Entries supplied:
★ ★ ★

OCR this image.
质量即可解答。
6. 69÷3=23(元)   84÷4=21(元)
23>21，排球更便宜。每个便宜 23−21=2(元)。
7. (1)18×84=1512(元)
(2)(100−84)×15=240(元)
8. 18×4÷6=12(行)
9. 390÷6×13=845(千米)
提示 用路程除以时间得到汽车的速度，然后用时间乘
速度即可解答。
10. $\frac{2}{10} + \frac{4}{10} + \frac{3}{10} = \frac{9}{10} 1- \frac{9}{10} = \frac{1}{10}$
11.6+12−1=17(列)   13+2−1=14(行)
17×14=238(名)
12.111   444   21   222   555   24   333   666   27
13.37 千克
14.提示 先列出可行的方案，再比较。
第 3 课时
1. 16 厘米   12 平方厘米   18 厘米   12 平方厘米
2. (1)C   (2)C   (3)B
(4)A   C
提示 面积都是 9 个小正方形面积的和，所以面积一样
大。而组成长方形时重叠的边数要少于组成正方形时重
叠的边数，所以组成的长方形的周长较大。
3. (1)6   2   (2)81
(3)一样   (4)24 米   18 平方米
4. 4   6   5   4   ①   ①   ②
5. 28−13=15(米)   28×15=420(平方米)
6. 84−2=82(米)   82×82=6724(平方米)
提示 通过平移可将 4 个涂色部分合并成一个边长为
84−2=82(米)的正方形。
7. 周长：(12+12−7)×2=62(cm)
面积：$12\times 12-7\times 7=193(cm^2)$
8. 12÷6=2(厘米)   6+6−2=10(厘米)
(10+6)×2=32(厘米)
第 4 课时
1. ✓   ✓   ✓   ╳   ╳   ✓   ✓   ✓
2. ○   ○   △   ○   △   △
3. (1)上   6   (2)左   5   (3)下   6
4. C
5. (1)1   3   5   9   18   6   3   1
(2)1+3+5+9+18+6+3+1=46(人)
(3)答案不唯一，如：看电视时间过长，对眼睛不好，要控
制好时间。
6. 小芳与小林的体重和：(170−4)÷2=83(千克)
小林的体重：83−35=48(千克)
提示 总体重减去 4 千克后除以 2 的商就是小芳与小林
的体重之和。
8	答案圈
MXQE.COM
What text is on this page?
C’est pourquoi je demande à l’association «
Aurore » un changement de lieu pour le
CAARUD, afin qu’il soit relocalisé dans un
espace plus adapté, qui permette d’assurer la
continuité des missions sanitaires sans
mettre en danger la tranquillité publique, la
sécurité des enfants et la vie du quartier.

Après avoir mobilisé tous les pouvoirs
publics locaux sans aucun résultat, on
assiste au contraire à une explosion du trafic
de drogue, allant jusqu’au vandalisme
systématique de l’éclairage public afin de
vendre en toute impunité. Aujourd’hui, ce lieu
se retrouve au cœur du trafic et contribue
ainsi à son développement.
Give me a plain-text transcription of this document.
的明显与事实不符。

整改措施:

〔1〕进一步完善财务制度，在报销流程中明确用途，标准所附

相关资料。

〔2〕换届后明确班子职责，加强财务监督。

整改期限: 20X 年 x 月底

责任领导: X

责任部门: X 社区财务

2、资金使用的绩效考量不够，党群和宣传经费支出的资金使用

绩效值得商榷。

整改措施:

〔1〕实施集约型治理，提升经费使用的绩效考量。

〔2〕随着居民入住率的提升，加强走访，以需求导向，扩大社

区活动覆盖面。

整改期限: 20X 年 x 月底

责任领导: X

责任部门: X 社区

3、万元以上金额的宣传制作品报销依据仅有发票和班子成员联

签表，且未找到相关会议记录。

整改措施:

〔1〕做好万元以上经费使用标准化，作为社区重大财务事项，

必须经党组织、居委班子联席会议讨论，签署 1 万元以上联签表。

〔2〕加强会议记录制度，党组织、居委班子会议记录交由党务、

★ ★ ★

Set exercise: Search the entries for the word "lieu", then gather every line that has it.

Result:
Aurore » un changement de lieu pour le
vendre en toute impunité. Aujourd’hui, ce lieu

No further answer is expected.